[Supplied data]
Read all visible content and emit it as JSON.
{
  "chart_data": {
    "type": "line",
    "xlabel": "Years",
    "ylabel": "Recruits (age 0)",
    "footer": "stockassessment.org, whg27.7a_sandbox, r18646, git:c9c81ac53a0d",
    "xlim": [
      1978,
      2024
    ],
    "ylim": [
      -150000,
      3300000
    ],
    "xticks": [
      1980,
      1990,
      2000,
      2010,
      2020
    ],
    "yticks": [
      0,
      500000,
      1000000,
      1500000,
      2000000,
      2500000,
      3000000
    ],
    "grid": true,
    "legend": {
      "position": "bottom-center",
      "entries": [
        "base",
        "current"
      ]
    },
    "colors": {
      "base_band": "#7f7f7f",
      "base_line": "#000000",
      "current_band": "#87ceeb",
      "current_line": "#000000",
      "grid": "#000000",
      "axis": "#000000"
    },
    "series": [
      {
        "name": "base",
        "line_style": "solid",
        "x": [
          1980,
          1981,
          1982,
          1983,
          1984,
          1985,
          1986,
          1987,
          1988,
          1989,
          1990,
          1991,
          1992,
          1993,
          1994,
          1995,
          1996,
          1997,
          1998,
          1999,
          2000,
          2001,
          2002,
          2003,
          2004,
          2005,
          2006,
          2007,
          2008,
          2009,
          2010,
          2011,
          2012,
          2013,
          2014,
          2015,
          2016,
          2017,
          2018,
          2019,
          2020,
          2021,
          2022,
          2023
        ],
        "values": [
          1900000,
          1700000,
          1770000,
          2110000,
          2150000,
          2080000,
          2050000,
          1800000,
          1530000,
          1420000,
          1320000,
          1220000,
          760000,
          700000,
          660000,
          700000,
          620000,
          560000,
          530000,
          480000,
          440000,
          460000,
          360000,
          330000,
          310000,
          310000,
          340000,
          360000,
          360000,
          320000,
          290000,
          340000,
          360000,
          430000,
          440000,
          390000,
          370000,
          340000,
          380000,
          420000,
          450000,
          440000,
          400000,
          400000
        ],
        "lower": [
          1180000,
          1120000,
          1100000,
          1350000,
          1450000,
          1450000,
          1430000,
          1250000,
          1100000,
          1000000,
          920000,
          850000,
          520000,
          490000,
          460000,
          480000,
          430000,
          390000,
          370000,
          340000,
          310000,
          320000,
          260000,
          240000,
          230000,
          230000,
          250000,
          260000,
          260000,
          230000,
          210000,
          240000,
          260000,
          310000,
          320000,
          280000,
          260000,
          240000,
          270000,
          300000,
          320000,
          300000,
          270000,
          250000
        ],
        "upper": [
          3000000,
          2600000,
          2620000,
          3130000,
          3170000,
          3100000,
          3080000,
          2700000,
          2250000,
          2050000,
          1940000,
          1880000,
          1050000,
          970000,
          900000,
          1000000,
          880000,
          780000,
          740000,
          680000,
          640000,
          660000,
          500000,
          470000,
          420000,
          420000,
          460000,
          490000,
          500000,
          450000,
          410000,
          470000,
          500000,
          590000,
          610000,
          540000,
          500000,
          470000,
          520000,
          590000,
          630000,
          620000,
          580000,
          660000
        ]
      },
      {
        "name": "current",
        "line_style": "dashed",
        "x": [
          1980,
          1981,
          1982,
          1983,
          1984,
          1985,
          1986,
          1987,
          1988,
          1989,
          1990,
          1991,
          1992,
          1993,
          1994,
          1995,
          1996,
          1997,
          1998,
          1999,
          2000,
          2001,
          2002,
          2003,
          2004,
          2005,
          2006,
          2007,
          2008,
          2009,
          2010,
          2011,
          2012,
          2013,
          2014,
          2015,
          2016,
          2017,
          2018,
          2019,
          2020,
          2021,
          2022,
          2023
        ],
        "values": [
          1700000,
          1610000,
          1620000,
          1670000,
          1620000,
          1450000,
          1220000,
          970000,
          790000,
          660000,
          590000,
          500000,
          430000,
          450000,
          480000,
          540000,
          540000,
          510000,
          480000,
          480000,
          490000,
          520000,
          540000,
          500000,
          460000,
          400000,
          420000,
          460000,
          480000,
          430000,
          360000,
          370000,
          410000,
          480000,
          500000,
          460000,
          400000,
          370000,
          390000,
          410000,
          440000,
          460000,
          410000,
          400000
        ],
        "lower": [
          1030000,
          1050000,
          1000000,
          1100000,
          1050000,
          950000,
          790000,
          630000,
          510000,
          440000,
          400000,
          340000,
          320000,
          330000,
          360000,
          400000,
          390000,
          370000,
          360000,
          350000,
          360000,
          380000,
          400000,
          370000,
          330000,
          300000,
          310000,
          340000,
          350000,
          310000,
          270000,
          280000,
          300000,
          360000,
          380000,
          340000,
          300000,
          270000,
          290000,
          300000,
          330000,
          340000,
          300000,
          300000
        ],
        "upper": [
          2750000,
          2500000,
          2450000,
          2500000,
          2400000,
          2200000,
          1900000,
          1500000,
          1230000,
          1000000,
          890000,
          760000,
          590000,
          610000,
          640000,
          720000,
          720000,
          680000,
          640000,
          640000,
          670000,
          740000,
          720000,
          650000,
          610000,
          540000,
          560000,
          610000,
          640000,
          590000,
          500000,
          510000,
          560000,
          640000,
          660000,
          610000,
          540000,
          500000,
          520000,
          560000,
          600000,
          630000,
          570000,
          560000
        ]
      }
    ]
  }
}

[Objective]
Output each record precisely as given.

[Solution to the exercise]
Read all visible content and emit it as JSON.
{
  "chart_data": {
    "type": "line",
    "xlabel": "Years",
    "ylabel": "Recruits (age 0)",
    "footer": "stockassessment.org, whg27.7a_sandbox, r18646, git:c9c81ac53a0d",
    "xlim": [
      1978,
      2024
    ],
    "ylim": [
      -150000,
      3300000
    ],
    "xticks": [
      1980,
      1990,
      2000,
      2010,
      2020
    ],
    "yticks": [
      0,
      500000,
      1000000,
      1500000,
      2000000,
      2500000,
      3000000
    ],
    "grid": true,
    "legend": {
      "position": "bottom-center",
      "entries": [
        "base",
        "current"
      ]
    },
    "colors": {
      "base_band": "#7f7f7f",
      "base_line": "#000000",
      "current_band": "#87ceeb",
      "current_line": "#000000",
      "grid": "#000000",
      "axis": "#000000"
    },
    "series": [
      {
        "name": "base",
        "line_style": "solid",
        "x": [
          1980,
          1981,
          1982,
          1983,
          1984,
          1985,
          1986,
          1987,
          1988,
          1989,
          1990,
          1991,
          1992,
          1993,
          1994,
          1995,
          1996,
          1997,
          1998,
          1999,
          2000,
          2001,
          2002,
          2003,
          2004,
          2005,
          2006,
          2007,
          2008,
          2009,
          2010,
          2011,
          2012,
          2013,
          2014,
          2015,
          2016,
          2017,
          2018,
          2019,
          2020,
          2021,
          2022,
          2023
        ],
        "values": [
          1900000,
          1700000,
          1770000,
          2110000,
          2150000,
          2080000,
          2050000,
          1800000,
          1530000,
          1420000,
          1320000,
          1220000,
          760000,
          700000,
          660000,
          700000,
          620000,
          560000,
          530000,
          480000,
          440000,
          460000,
          360000,
          330000,
          310000,
          310000,
          340000,
          360000,
          360000,
          320000,
          290000,
          340000,
          360000,
          430000,
          440000,
          390000,
          370000,
          340000,
          380000,
          420000,
          450000,
          440000,
          400000,
          400000
        ],
        "lower": [
          1180000,
          1120000,
          1100000,
          1350000,
          1450000,
          1450000,
          1430000,
          1250000,
          1100000,
          1000000,
          920000,
          850000,
          520000,
          490000,
          460000,
          480000,
          430000,
          390000,
          370000,
          340000,
          310000,
          320000,
          260000,
          240000,
          230000,
          230000,
          250000,
          260000,
          260000,
          230000,
          210000,
          240000,
          260000,
          310000,
          320000,
          280000,
          260000,
          240000,
          270000,
          300000,
          320000,
          300000,
          270000,
          250000
        ],
        "upper": [
          3000000,
          2600000,
          2620000,
          3130000,
          3170000,
          3100000,
          3080000,
          2700000,
          2250000,
          2050000,
          1940000,
          1880000,
          1050000,
          970000,
          900000,
          1000000,
          880000,
          780000,
          740000,
          680000,
          640000,
          660000,
          500000,
          470000,
          420000,
          420000,
          460000,
          490000,
          500000,
          450000,
          410000,
          470000,
          500000,
          590000,
          610000,
          540000,
          500000,
          470000,
          520000,
          590000,
          630000,
          620000,
          580000,
          660000
        ]
      },
      {
        "name": "current",
        "line_style": "dashed",
        "x": [
          1980,
          1981,
          1982,
          1983,
          1984,
          1985,
          1986,
          1987,
          1988,
          1989,
          1990,
          1991,
          1992,
          1993,
          1994,
          1995,
          1996,
          1997,
          1998,
          1999,
          2000,
          2001,
          2002,
          2003,
          2004,
          2005,
          2006,
          2007,
          2008,
          2009,
          2010,
          2011,
          2012,
          2013,
          2014,
          2015,
          2016,
          2017,
          2018,
          2019,
          2020,
          2021,
          2022,
          2023
        ],
        "values": [
          1700000,
          1610000,
          1620000,
          1670000,
          1620000,
          1450000,
          1220000,
          970000,
          790000,
          660000,
          590000,
          500000,
          430000,
          450000,
          480000,
          540000,
          540000,
          510000,
          480000,
          480000,
          490000,
          520000,
          540000,
          500000,
          460000,
          400000,
          420000,
          460000,
          480000,
          430000,
          360000,
          370000,
          410000,
          480000,
          500000,
          460000,
          400000,
          370000,
          390000,
          410000,
          440000,
          460000,
          410000,
          400000
        ],
        "lower": [
          1030000,
          1050000,
          1000000,
          1100000,
          1050000,
          950000,
          790000,
          630000,
          510000,
          440000,
          400000,
          340000,
          320000,
          330000,
          360000,
          400000,
          390000,
          370000,
          360000,
          350000,
          360000,
          380000,
          400000,
          370000,
          330000,
          300000,
          310000,
          340000,
          350000,
          310000,
          270000,
          280000,
          300000,
          360000,
          380000,
          340000,
          300000,
          270000,
          290000,
          300000,
          330000,
          340000,
          300000,
          300000
        ],
        "upper": [
          2750000,
          2500000,
          2450000,
          2500000,
          2400000,
          2200000,
          1900000,
          1500000,
          1230000,
          1000000,
          890000,
          760000,
          590000,
          610000,
          640000,
          720000,
          720000,
          680000,
          640000,
          640000,
          670000,
          740000,
          720000,
          650000,
          610000,
          540000,
          560000,
          610000,
          640000,
          590000,
          500000,
          510000,
          560000,
          640000,
          660000,
          610000,
          540000,
          500000,
          520000,
          560000,
          600000,
          630000,
          570000,
          560000
        ]
      }
    ]
  }
}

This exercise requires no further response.